Find the lines with the string "NYSE" and return them.

■ Data provided ■
++++++++
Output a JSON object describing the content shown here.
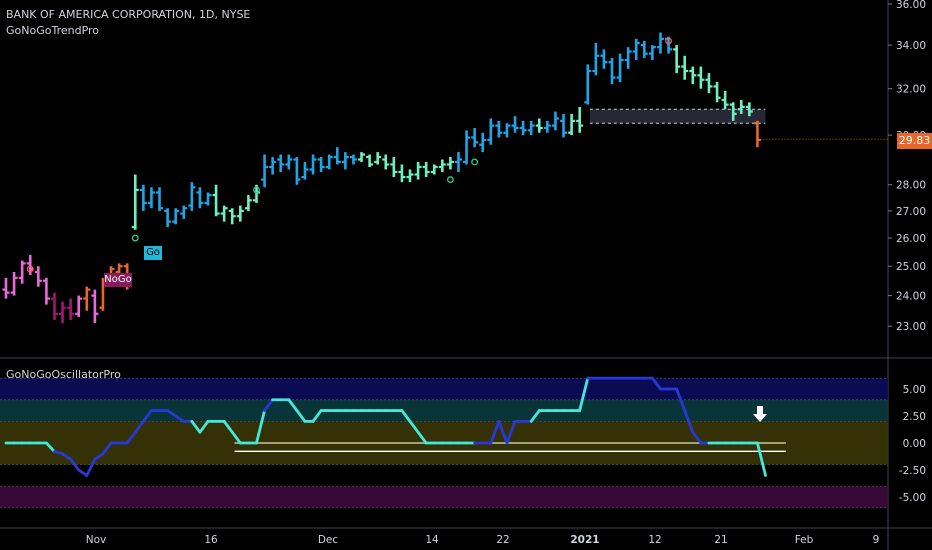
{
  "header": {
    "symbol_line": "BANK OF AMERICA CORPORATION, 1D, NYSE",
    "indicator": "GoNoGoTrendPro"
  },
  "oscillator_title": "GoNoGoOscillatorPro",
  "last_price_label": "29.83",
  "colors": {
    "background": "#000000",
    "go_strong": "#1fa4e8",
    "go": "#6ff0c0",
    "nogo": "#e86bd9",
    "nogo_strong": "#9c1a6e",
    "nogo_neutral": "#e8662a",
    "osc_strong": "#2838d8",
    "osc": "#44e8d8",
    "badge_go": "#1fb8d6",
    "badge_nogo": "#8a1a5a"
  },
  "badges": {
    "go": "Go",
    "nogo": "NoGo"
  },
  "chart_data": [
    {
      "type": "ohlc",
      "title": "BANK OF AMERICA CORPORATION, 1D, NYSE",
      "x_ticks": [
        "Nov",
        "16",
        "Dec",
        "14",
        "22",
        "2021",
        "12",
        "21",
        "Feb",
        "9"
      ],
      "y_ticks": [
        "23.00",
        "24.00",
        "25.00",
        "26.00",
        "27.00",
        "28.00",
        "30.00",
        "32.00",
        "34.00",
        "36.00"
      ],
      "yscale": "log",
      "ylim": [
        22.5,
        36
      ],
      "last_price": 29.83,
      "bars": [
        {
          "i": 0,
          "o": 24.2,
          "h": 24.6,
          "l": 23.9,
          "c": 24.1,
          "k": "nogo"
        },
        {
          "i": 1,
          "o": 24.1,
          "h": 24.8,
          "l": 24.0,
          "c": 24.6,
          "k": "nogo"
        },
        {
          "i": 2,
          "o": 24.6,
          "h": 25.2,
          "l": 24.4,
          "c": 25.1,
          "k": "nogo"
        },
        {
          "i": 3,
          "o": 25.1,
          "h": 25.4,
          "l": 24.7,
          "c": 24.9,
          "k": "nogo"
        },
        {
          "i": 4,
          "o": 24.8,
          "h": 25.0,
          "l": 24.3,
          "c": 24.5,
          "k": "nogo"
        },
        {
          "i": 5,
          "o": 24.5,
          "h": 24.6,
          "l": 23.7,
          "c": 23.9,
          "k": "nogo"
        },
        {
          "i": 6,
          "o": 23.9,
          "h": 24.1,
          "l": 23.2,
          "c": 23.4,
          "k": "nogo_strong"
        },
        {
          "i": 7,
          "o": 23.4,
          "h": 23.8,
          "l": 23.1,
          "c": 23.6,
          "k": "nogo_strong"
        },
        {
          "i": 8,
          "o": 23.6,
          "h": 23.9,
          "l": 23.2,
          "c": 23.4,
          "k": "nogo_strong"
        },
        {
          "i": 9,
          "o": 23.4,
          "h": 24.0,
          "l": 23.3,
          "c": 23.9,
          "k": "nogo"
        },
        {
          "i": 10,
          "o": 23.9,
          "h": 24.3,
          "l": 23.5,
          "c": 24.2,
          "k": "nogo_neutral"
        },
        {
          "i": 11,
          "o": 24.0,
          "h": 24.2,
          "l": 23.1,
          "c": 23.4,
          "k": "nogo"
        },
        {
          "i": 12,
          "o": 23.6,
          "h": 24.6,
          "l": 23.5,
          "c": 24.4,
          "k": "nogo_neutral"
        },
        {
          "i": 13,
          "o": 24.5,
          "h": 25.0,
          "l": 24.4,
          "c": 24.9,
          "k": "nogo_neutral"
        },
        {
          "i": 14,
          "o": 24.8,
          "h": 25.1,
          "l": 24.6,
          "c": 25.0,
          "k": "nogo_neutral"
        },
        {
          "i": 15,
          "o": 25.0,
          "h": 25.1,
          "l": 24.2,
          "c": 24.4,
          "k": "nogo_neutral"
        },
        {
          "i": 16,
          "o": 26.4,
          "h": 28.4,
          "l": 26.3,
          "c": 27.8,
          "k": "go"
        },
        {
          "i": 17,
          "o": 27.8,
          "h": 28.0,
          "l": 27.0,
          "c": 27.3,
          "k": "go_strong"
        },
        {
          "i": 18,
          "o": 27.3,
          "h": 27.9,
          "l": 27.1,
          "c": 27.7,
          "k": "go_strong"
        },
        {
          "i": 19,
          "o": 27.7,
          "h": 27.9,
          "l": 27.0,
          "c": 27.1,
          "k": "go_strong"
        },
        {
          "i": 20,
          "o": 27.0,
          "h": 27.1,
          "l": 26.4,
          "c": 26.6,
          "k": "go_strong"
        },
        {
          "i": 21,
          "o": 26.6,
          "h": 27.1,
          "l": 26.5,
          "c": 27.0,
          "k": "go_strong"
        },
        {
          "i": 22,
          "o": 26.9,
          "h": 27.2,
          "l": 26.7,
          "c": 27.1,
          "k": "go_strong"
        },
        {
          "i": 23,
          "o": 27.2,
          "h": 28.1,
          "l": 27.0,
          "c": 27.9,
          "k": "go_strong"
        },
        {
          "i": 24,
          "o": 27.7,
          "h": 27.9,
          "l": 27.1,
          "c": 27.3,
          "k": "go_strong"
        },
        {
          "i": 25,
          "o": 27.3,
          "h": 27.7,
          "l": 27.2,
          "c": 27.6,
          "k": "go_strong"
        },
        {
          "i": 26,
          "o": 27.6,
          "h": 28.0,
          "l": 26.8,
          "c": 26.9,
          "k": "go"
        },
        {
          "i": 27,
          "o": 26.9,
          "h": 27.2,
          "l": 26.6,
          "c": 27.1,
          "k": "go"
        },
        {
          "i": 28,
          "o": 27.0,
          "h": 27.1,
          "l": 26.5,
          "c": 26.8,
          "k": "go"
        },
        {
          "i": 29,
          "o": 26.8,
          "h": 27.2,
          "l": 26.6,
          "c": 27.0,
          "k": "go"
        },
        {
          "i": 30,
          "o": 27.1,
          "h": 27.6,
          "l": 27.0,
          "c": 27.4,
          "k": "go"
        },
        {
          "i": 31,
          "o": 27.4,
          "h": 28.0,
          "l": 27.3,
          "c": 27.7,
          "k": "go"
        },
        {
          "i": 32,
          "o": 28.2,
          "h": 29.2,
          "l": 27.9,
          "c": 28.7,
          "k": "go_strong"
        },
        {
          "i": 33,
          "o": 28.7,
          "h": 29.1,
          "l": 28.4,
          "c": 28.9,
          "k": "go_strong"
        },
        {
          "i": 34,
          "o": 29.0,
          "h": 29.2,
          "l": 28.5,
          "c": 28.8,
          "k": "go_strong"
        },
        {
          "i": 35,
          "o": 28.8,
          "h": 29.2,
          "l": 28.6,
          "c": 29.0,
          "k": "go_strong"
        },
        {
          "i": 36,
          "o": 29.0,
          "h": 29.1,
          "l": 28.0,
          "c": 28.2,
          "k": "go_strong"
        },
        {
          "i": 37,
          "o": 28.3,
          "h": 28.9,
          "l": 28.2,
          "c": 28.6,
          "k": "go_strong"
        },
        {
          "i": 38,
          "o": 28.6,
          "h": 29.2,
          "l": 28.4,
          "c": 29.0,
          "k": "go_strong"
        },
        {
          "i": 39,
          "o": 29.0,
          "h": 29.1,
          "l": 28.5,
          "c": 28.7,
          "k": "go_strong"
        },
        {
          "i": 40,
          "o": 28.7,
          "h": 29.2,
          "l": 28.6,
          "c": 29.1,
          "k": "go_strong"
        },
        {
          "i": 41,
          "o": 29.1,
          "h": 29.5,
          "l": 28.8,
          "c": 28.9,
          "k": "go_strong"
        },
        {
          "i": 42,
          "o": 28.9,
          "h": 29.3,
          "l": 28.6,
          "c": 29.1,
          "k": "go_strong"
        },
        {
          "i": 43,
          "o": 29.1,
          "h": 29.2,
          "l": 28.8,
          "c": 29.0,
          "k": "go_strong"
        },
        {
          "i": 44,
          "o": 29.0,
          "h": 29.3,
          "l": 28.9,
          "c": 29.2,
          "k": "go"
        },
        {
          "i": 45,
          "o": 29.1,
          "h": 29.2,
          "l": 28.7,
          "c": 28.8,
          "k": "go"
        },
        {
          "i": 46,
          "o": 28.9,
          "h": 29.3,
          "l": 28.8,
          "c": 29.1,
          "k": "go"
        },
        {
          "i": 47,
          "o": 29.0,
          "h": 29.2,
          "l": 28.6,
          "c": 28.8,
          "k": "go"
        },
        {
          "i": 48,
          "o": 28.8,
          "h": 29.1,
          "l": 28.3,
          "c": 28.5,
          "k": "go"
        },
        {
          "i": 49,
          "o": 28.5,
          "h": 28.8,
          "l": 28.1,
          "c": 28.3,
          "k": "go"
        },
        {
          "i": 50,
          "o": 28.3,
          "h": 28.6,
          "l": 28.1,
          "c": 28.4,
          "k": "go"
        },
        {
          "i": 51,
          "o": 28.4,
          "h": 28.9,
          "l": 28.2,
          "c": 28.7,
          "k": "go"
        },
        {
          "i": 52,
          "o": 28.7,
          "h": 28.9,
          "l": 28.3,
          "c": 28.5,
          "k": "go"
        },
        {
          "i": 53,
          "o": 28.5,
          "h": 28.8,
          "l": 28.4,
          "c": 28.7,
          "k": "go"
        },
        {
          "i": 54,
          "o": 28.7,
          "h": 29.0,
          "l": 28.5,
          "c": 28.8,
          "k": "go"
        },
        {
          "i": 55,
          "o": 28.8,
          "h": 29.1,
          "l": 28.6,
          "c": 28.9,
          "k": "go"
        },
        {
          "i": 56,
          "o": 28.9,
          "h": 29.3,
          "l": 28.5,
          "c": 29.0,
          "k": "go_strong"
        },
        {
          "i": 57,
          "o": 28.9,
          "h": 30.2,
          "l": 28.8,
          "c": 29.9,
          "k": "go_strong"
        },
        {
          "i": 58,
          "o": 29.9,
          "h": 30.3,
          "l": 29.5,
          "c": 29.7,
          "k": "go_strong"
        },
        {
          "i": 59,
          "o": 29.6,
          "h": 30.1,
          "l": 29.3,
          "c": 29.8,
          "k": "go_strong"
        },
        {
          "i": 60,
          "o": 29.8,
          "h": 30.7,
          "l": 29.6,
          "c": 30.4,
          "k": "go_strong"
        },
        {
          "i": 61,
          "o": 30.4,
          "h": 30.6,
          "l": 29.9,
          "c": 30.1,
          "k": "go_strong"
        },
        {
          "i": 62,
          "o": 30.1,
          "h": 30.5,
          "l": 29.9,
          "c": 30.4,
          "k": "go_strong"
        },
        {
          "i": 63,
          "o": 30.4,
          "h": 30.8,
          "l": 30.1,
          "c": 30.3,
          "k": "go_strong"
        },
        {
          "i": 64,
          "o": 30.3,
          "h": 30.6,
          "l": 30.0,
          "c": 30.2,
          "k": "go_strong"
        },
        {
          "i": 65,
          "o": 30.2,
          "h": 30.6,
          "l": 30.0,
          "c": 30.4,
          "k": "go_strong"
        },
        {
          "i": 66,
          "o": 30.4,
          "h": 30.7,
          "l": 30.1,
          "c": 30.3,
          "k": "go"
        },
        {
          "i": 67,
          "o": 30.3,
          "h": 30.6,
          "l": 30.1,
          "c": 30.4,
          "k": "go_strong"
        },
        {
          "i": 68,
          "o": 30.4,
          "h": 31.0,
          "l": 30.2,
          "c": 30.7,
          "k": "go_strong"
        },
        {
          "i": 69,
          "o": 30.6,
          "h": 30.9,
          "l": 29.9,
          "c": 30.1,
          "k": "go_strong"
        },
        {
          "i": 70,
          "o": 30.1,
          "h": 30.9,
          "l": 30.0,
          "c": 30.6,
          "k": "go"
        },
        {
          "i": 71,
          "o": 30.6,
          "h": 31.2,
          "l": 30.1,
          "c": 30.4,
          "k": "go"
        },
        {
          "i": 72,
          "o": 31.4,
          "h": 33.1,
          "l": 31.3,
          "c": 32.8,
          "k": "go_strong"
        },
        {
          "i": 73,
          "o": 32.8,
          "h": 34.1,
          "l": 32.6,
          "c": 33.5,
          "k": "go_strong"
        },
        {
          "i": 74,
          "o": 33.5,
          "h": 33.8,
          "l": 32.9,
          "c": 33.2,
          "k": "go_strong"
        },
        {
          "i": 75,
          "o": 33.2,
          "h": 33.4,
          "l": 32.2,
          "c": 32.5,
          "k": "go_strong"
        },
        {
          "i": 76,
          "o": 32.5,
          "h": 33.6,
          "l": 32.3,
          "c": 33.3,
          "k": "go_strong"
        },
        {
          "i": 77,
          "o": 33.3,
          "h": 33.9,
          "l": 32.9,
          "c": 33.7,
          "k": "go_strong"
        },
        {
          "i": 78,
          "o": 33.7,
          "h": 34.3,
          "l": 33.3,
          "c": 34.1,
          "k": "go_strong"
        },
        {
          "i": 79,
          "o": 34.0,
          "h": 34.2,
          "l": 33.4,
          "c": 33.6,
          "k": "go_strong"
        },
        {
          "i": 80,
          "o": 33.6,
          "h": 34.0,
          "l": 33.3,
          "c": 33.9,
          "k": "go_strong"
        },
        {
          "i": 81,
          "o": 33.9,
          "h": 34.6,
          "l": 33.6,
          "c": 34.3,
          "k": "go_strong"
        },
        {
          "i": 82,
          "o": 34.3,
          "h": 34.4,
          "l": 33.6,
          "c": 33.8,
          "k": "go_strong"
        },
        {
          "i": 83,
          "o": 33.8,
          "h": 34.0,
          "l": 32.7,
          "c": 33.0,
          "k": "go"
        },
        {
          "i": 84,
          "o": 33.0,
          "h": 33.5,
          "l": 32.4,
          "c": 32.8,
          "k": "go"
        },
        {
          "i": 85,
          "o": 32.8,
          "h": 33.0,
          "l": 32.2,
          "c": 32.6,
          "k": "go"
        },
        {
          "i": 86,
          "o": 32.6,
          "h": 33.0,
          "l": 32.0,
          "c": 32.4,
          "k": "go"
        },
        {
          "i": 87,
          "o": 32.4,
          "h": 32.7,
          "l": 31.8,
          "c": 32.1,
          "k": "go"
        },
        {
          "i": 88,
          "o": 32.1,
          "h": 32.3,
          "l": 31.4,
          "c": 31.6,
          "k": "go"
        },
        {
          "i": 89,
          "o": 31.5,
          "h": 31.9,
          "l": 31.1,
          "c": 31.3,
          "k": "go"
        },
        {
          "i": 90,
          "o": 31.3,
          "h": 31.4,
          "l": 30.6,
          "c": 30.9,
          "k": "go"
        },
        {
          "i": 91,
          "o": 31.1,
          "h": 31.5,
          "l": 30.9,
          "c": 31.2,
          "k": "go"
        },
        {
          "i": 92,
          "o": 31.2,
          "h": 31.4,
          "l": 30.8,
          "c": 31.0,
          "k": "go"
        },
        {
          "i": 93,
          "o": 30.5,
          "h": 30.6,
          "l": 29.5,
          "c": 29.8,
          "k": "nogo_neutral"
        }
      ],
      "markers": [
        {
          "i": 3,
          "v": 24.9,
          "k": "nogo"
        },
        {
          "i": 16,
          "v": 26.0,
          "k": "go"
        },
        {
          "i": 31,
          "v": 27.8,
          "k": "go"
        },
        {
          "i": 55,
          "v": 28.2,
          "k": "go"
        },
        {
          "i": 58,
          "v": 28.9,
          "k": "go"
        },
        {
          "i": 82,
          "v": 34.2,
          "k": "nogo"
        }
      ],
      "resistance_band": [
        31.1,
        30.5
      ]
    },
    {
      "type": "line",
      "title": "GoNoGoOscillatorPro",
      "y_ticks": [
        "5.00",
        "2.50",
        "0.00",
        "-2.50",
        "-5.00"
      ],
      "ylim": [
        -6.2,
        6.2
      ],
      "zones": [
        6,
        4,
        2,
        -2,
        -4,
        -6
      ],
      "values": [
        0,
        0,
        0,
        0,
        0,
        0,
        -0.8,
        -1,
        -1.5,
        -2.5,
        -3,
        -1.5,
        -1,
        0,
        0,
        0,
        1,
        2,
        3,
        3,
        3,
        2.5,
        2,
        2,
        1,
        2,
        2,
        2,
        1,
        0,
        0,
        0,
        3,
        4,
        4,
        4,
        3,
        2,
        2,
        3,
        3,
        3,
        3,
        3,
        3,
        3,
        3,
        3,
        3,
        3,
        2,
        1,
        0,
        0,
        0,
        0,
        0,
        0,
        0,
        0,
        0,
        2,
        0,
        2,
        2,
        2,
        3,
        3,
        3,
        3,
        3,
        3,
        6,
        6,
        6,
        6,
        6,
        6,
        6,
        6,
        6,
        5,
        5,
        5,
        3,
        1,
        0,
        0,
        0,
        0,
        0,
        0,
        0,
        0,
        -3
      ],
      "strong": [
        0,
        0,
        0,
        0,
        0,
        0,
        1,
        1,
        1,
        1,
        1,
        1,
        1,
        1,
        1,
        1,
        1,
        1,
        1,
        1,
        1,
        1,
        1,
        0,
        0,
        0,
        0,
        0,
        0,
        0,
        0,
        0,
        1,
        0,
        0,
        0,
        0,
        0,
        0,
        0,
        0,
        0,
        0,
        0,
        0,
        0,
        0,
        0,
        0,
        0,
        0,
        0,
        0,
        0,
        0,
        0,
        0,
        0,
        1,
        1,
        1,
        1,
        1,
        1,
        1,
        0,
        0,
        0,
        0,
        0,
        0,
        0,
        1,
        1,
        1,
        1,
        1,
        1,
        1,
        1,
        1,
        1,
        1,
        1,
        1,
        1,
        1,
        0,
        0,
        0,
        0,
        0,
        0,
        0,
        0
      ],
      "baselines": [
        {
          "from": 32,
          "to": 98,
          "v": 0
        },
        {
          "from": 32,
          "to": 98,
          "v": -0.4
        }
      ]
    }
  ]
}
++++++++
■ Answer ■
    "symbol_line": "BANK OF AMERICA CORPORATION, 1D, NYSE",
      "title": "BANK OF AMERICA CORPORATION, 1D, NYSE",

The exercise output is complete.